§ Problem to solve
The exercise asks for every line of the data to be reproduced exactly.

## Start Records shown

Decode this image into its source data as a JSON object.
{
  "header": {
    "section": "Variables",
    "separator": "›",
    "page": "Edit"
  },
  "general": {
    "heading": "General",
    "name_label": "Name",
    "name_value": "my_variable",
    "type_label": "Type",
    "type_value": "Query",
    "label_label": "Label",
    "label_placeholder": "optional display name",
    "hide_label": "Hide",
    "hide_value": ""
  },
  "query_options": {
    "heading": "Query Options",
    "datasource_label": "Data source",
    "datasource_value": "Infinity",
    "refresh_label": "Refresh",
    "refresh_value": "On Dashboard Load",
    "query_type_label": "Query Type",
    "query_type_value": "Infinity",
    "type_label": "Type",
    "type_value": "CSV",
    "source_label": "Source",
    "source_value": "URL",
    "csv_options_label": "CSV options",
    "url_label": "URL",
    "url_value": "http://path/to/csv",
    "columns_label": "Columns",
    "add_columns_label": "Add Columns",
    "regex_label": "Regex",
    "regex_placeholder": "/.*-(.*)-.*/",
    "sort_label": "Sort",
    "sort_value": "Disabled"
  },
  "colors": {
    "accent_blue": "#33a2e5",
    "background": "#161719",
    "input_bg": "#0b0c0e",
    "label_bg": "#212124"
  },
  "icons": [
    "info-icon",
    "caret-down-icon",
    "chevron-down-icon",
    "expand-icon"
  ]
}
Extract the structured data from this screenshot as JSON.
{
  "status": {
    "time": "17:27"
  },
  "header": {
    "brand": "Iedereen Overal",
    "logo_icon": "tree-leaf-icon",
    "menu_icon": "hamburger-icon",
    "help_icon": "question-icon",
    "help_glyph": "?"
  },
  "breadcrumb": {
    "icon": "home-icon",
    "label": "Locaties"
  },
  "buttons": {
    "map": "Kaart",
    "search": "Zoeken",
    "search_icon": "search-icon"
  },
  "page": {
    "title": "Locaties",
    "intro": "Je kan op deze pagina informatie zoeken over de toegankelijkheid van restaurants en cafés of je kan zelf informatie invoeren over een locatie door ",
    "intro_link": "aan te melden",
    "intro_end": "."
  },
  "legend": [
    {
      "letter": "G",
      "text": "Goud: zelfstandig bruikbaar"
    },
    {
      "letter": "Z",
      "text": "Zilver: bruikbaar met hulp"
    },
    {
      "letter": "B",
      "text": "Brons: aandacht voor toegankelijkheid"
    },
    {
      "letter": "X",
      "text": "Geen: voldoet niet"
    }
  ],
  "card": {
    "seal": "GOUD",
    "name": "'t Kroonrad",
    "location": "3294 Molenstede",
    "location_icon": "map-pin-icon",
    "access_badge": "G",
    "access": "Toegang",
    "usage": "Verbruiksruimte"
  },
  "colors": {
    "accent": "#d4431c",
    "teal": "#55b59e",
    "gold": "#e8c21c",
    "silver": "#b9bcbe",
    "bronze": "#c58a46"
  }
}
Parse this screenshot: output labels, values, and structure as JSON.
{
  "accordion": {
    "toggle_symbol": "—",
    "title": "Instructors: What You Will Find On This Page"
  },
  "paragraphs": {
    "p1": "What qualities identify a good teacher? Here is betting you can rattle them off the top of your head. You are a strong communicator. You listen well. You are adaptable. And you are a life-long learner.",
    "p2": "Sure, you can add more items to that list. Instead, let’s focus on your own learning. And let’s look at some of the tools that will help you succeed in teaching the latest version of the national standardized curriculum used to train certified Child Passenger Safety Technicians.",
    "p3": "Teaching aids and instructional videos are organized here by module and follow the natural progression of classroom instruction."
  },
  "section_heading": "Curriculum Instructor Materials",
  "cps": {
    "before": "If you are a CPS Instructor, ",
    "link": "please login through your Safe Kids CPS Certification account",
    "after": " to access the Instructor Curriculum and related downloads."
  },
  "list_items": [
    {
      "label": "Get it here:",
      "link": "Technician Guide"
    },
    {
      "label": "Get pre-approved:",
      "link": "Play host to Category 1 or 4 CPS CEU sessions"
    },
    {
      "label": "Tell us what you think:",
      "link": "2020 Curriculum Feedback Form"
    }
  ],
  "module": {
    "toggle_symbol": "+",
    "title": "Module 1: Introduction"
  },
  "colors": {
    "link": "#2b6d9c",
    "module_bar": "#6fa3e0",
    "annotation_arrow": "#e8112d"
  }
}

## End Records shown

§ Problem solution
Decode this image into its source data as a JSON object.
{
  "header": {
    "section": "Variables",
    "separator": "›",
    "page": "Edit"
  },
  "general": {
    "heading": "General",
    "name_label": "Name",
    "name_value": "my_variable",
    "type_label": "Type",
    "type_value": "Query",
    "label_label": "Label",
    "label_placeholder": "optional display name",
    "hide_label": "Hide",
    "hide_value": ""
  },
  "query_options": {
    "heading": "Query Options",
    "datasource_label": "Data source",
    "datasource_value": "Infinity",
    "refresh_label": "Refresh",
    "refresh_value": "On Dashboard Load",
    "query_type_label": "Query Type",
    "query_type_value": "Infinity",
    "type_label": "Type",
    "type_value": "CSV",
    "source_label": "Source",
    "source_value": "URL",
    "csv_options_label": "CSV options",
    "url_label": "URL",
    "url_value": "http://path/to/csv",
    "columns_label": "Columns",
    "add_columns_label": "Add Columns",
    "regex_label": "Regex",
    "regex_placeholder": "/.*-(.*)-.*/",
    "sort_label": "Sort",
    "sort_value": "Disabled"
  },
  "colors": {
    "accent_blue": "#33a2e5",
    "background": "#161719",
    "input_bg": "#0b0c0e",
    "label_bg": "#212124"
  },
  "icons": [
    "info-icon",
    "caret-down-icon",
    "chevron-down-icon",
    "expand-icon"
  ]
}
Extract the structured data from this screenshot as JSON.
{
  "status": {
    "time": "17:27"
  },
  "header": {
    "brand": "Iedereen Overal",
    "logo_icon": "tree-leaf-icon",
    "menu_icon": "hamburger-icon",
    "help_icon": "question-icon",
    "help_glyph": "?"
  },
  "breadcrumb": {
    "icon": "home-icon",
    "label": "Locaties"
  },
  "buttons": {
    "map": "Kaart",
    "search": "Zoeken",
    "search_icon": "search-icon"
  },
  "page": {
    "title": "Locaties",
    "intro": "Je kan op deze pagina informatie zoeken over de toegankelijkheid van restaurants en cafés of je kan zelf informatie invoeren over een locatie door ",
    "intro_link": "aan te melden",
    "intro_end": "."
  },
  "legend": [
    {
      "letter": "G",
      "text": "Goud: zelfstandig bruikbaar"
    },
    {
      "letter": "Z",
      "text": "Zilver: bruikbaar met hulp"
    },
    {
      "letter": "B",
      "text": "Brons: aandacht voor toegankelijkheid"
    },
    {
      "letter": "X",
      "text": "Geen: voldoet niet"
    }
  ],
  "card": {
    "seal": "GOUD",
    "name": "'t Kroonrad",
    "location": "3294 Molenstede",
    "location_icon": "map-pin-icon",
    "access_badge": "G",
    "access": "Toegang",
    "usage": "Verbruiksruimte"
  },
  "colors": {
    "accent": "#d4431c",
    "teal": "#55b59e",
    "gold": "#e8c21c",
    "silver": "#b9bcbe",
    "bronze": "#c58a46"
  }
}
Parse this screenshot: output labels, values, and structure as JSON.
{
  "accordion": {
    "toggle_symbol": "—",
    "title": "Instructors: What You Will Find On This Page"
  },
  "paragraphs": {
    "p1": "What qualities identify a good teacher? Here is betting you can rattle them off the top of your head. You are a strong communicator. You listen well. You are adaptable. And you are a life-long learner.",
    "p2": "Sure, you can add more items to that list. Instead, let’s focus on your own learning. And let’s look at some of the tools that will help you succeed in teaching the latest version of the national standardized curriculum used to train certified Child Passenger Safety Technicians.",
    "p3": "Teaching aids and instructional videos are organized here by module and follow the natural progression of classroom instruction."
  },
  "section_heading": "Curriculum Instructor Materials",
  "cps": {
    "before": "If you are a CPS Instructor, ",
    "link": "please login through your Safe Kids CPS Certification account",
    "after": " to access the Instructor Curriculum and related downloads."
  },
  "list_items": [
    {
      "label": "Get it here:",
      "link": "Technician Guide"
    },
    {
      "label": "Get pre-approved:",
      "link": "Play host to Category 1 or 4 CPS CEU sessions"
    },
    {
      "label": "Tell us what you think:",
      "link": "2020 Curriculum Feedback Form"
    }
  ],
  "module": {
    "toggle_symbol": "+",
    "title": "Module 1: Introduction"
  },
  "colors": {
    "link": "#2b6d9c",
    "module_bar": "#6fa3e0",
    "annotation_arrow": "#e8112d"
  }
}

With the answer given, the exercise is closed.